● GOAL OF THE EXERCISE
Find the lines that contain the word "Percent" and copy each one.

● Chart and figure data
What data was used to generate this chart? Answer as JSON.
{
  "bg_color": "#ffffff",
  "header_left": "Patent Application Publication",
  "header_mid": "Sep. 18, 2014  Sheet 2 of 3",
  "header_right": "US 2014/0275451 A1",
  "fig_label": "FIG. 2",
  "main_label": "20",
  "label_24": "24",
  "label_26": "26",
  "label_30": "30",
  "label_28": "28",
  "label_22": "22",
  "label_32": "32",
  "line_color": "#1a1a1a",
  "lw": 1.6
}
==
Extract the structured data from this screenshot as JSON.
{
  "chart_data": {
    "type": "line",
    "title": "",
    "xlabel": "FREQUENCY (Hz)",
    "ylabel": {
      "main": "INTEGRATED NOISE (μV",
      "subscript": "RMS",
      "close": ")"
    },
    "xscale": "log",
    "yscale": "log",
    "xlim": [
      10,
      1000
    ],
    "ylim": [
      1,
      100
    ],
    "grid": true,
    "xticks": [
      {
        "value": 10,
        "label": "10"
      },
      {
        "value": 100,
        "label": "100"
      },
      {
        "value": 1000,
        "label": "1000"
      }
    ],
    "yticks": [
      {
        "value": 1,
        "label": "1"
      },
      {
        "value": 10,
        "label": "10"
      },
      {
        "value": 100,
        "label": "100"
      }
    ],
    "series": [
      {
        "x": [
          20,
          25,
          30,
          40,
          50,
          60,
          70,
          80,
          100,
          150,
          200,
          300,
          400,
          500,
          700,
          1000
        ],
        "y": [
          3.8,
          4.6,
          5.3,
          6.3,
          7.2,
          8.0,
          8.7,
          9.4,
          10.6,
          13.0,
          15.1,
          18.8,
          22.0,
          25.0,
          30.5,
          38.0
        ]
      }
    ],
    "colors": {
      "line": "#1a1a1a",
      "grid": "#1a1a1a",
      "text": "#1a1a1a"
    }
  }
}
==
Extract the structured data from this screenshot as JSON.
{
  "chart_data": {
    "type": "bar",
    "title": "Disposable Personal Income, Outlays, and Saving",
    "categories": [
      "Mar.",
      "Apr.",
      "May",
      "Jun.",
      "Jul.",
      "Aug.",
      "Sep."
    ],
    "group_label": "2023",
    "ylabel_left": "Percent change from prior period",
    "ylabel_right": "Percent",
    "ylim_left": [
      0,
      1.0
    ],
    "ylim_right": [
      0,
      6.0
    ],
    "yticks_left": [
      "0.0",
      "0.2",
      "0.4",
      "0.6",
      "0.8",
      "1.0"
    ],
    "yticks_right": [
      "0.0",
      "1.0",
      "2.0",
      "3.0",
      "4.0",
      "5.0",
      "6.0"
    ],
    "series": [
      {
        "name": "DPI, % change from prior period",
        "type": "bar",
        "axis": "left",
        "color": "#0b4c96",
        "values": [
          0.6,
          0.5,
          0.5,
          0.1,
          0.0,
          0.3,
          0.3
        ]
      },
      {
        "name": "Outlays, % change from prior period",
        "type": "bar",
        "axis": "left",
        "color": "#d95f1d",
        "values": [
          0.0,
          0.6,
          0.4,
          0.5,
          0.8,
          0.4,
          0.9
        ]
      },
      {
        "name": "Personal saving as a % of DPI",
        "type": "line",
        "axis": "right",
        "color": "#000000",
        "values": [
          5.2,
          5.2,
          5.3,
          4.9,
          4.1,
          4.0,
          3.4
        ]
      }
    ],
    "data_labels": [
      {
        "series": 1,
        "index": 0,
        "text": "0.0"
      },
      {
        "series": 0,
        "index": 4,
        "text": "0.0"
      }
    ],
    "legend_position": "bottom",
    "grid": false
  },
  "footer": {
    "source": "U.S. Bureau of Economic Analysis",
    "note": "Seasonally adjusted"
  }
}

● TASK SOLUTION
    "ylabel_left": "Percent change from prior period",
    "ylabel_right": "Percent",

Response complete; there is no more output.